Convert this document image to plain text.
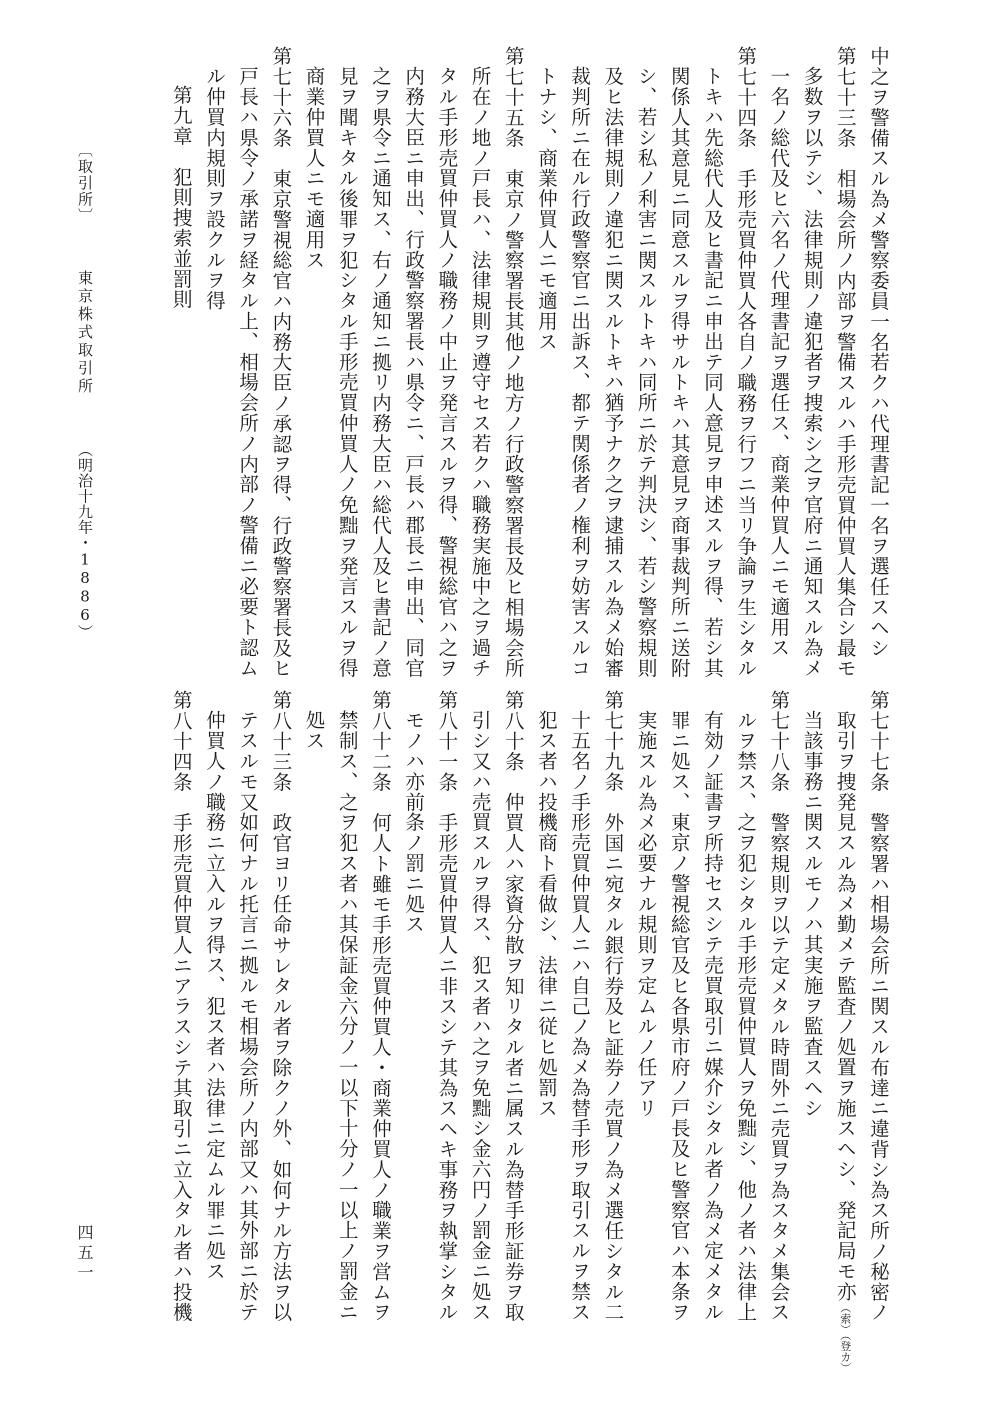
中之ヲ警備スル為メ警察委員一名若クハ代理書記一名ヲ選任スヘシ
第七十三条　相場会所ノ内部ヲ警備スルハ手形売買仲買人集合シ最モ
多数ヲ以テシ、法律規則ノ違犯者ヲ捜索シ之ヲ官府ニ通知スル為メ
一名ノ総代及ヒ六名ノ代理書記ヲ選任ス、商業仲買人ニモ適用ス
第七十四条　手形売買仲買人各自ノ職務ヲ行フニ当リ争論ヲ生シタル
トキハ先総代人及ヒ書記ニ申出テ同人意見ヲ申述スルヲ得、若シ其
関係人其意見ニ同意スルヲ得サルトキハ其意見ヲ商事裁判所ニ送附
シ、若シ私ノ利害ニ関スルトキハ同所ニ於テ判決シ、若シ警察規則
及ヒ法律規則ノ違犯ニ関スルトキハ猶予ナク之ヲ逮捕スル為メ始審
裁判所ニ在ル行政警察官ニ出訴ス、都テ関係者ノ権利ヲ妨害スルコ
トナシ、商業仲買人ニモ適用ス
第七十五条　東京ノ警察署長其他ノ地方ノ行政警察署長及ヒ相場会所
所在ノ地ノ戸長ハ、法律規則ヲ遵守セス若クハ職務実施中之ヲ過チ
タル手形売買仲買人ノ職務ノ中止ヲ発言スルヲ得、警視総官ハ之ヲ
内務大臣ニ申出、行政警察署長ハ県令ニ、戸長ハ郡長ニ申出、同官
之ヲ県令ニ通知ス、右ノ通知ニ拠リ内務大臣ハ総代人及ヒ書記ノ意
見ヲ聞キタル後罪ヲ犯シタル手形売買仲買人ノ免黜ヲ発言スルヲ得
商業仲買人ニモ適用ス
第七十六条　東京警視総官ハ内務大臣ノ承認ヲ得、行政警察署長及ヒ
戸長ハ県令ノ承諾ヲ経タル上、相場会所ノ内部ノ警備ニ必要ト認ム
ル仲買内規則ヲ設クルヲ得
第九章　犯則捜索並罰則
第七十七条　警察署ハ相場会所ニ関スル布達ニ違背シ為ス所ノ秘密ノ
取引ヲ捜発見スル為メ勤メテ監査ノ処置ヲ施スヘシ、発記局モ亦（索）（登カ）
当該事務ニ関スルモノハ其実施ヲ監査スヘシ
第七十八条　警察規則ヲ以テ定メタル時間外ニ売買ヲ為スタメ集会ス
ルヲ禁ス、之ヲ犯シタル手形売買仲買人ヲ免黜シ、他ノ者ハ法律上
有効ノ証書ヲ所持セスシテ売買取引ニ媒介シタル者ノ為メ定メタル
罪ニ処ス、東京ノ警視総官及ヒ各県市府ノ戸長及ヒ警察官ハ本条ヲ
実施スル為メ必要ナル規則ヲ定ムルノ任アリ
第七十九条　外国ニ宛タル銀行券及ヒ証券ノ売買ノ為メ選任シタル二
十五名ノ手形売買仲買人ニハ自己ノ為メ為替手形ヲ取引スルヲ禁ス
犯ス者ハ投機商ト看做シ、法律ニ従ヒ処罰ス
第八十条　仲買人ハ家資分散ヲ知リタル者ニ属スル為替手形証券ヲ取
引シ又ハ売買スルヲ得ス、犯ス者ハ之ヲ免黜シ金六円ノ罰金ニ処ス
第八十一条　手形売買仲買人ニ非スシテ其為スヘキ事務ヲ執掌シタル
モノハ亦前条ノ罰ニ処ス
第八十二条　何人ト雖モ手形売買仲買人・商業仲買人ノ職業ヲ営ムヲ
禁制ス、之ヲ犯ス者ハ其保証金六分ノ一以下十分ノ一以上ノ罰金ニ
処ス
第八十三条　政官ヨリ任命サレタル者ヲ除クノ外、如何ナル方法ヲ以
テスルモ又如何ナル托言ニ拠ルモ相場会所ノ内部又ハ其外部ニ於テ
仲買人ノ職務ニ立入ルヲ得ス、犯ス者ハ法律ニ定ムル罪ニ処ス
第八十四条　手形売買仲買人ニアラスシテ其取引ニ立入タル者ハ投機
〔取引所〕 東京株式取引所 （明治十九年・1886）
四五一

WHAT TO PRODUCE: Transcribe every entry above exactly. Omit all pictures.

COMPLETED EXERCISE:
Convert this document image to plain text.
中之ヲ警備スル為メ警察委員一名若クハ代理書記一名ヲ選任スヘシ
第七十三条　相場会所ノ内部ヲ警備スルハ手形売買仲買人集合シ最モ
多数ヲ以テシ、法律規則ノ違犯者ヲ捜索シ之ヲ官府ニ通知スル為メ
一名ノ総代及ヒ六名ノ代理書記ヲ選任ス、商業仲買人ニモ適用ス
第七十四条　手形売買仲買人各自ノ職務ヲ行フニ当リ争論ヲ生シタル
トキハ先総代人及ヒ書記ニ申出テ同人意見ヲ申述スルヲ得、若シ其
関係人其意見ニ同意スルヲ得サルトキハ其意見ヲ商事裁判所ニ送附
シ、若シ私ノ利害ニ関スルトキハ同所ニ於テ判決シ、若シ警察規則
及ヒ法律規則ノ違犯ニ関スルトキハ猶予ナク之ヲ逮捕スル為メ始審
裁判所ニ在ル行政警察官ニ出訴ス、都テ関係者ノ権利ヲ妨害スルコ
トナシ、商業仲買人ニモ適用ス
第七十五条　東京ノ警察署長其他ノ地方ノ行政警察署長及ヒ相場会所
所在ノ地ノ戸長ハ、法律規則ヲ遵守セス若クハ職務実施中之ヲ過チ
タル手形売買仲買人ノ職務ノ中止ヲ発言スルヲ得、警視総官ハ之ヲ
内務大臣ニ申出、行政警察署長ハ県令ニ、戸長ハ郡長ニ申出、同官
之ヲ県令ニ通知ス、右ノ通知ニ拠リ内務大臣ハ総代人及ヒ書記ノ意
見ヲ聞キタル後罪ヲ犯シタル手形売買仲買人ノ免黜ヲ発言スルヲ得
商業仲買人ニモ適用ス
第七十六条　東京警視総官ハ内務大臣ノ承認ヲ得、行政警察署長及ヒ
戸長ハ県令ノ承諾ヲ経タル上、相場会所ノ内部ノ警備ニ必要ト認ム
ル仲買内規則ヲ設クルヲ得
第九章　犯則捜索並罰則
第七十七条　警察署ハ相場会所ニ関スル布達ニ違背シ為ス所ノ秘密ノ
取引ヲ捜発見スル為メ勤メテ監査ノ処置ヲ施スヘシ、発記局モ亦（索）（登カ）
当該事務ニ関スルモノハ其実施ヲ監査スヘシ
第七十八条　警察規則ヲ以テ定メタル時間外ニ売買ヲ為スタメ集会ス
ルヲ禁ス、之ヲ犯シタル手形売買仲買人ヲ免黜シ、他ノ者ハ法律上
有効ノ証書ヲ所持セスシテ売買取引ニ媒介シタル者ノ為メ定メタル
罪ニ処ス、東京ノ警視総官及ヒ各県市府ノ戸長及ヒ警察官ハ本条ヲ
実施スル為メ必要ナル規則ヲ定ムルノ任アリ
第七十九条　外国ニ宛タル銀行券及ヒ証券ノ売買ノ為メ選任シタル二
十五名ノ手形売買仲買人ニハ自己ノ為メ為替手形ヲ取引スルヲ禁ス
犯ス者ハ投機商ト看做シ、法律ニ従ヒ処罰ス
第八十条　仲買人ハ家資分散ヲ知リタル者ニ属スル為替手形証券ヲ取
引シ又ハ売買スルヲ得ス、犯ス者ハ之ヲ免黜シ金六円ノ罰金ニ処ス
第八十一条　手形売買仲買人ニ非スシテ其為スヘキ事務ヲ執掌シタル
モノハ亦前条ノ罰ニ処ス
第八十二条　何人ト雖モ手形売買仲買人・商業仲買人ノ職業ヲ営ムヲ
禁制ス、之ヲ犯ス者ハ其保証金六分ノ一以下十分ノ一以上ノ罰金ニ
処ス
第八十三条　政官ヨリ任命サレタル者ヲ除クノ外、如何ナル方法ヲ以
テスルモ又如何ナル托言ニ拠ルモ相場会所ノ内部又ハ其外部ニ於テ
仲買人ノ職務ニ立入ルヲ得ス、犯ス者ハ法律ニ定ムル罪ニ処ス
第八十四条　手形売買仲買人ニアラスシテ其取引ニ立入タル者ハ投機
〔取引所〕 東京株式取引所 （明治十九年・1886）
四五一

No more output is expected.